[Extracted material]:
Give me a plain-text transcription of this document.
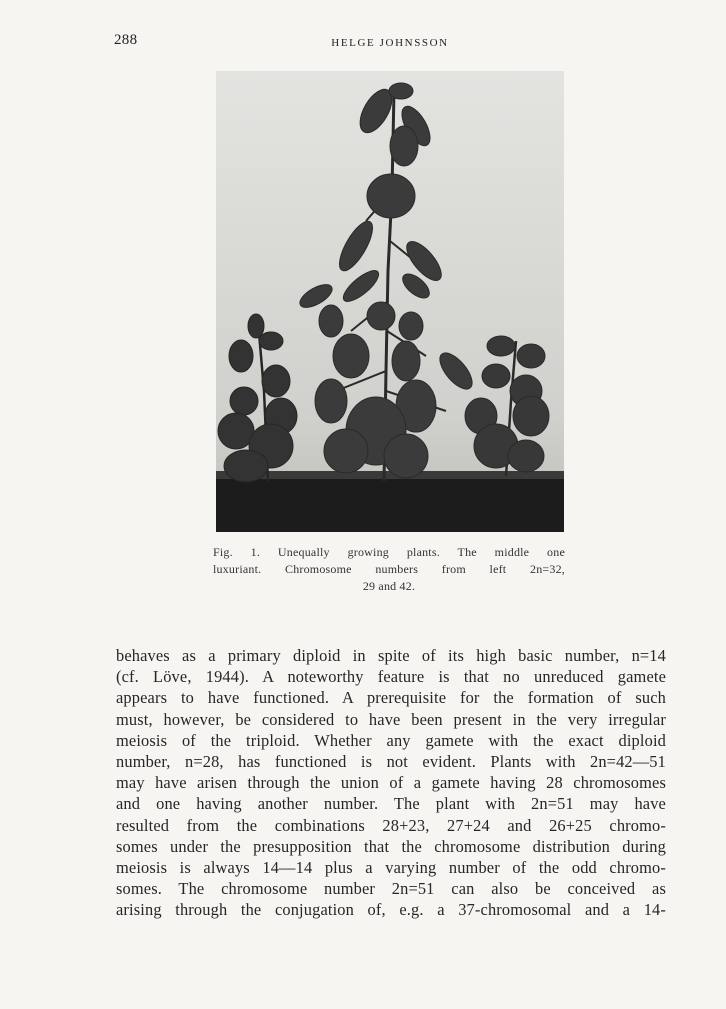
288	HELGE JOHNSSON
Fig. 1. Unequally growing plants. The middle one
luxuriant. Chromosome numbers from left 2n=32,
29 and 42.
behaves as a primary diploid in spite of its high basic number, n=14
(cf. Löve, 1944). A noteworthy feature is that no unreduced gamete
appears to have functioned. A prerequisite for the formation of such
must, however, be considered to have been present in the very irregular
meiosis of the triploid. Whether any gamete with the exact diploid
number, n=28, has functioned is not evident. Plants with 2n=42—51
may have arisen through the union of a gamete having 28 chromosomes
and one having another number. The plant with 2n=51 may have
resulted from the combinations 28+23, 27+24 and 26+25 chromo-
somes under the presupposition that the chromosome distribution during
meiosis is always 14—14 plus a varying number of the odd chromo-
somes. The chromosome number 2n=51 can also be conceived as
arising through the conjugation of, e.g. a 37-chromosomal and a 14-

[Stated task]: Which lines of the data include "meiosis"? Copy each of them.

[Response to this exercise]:
meiosis of the triploid. Whether any gamete with the exact diploid
meiosis is always 14—14 plus a varying number of the odd chromo-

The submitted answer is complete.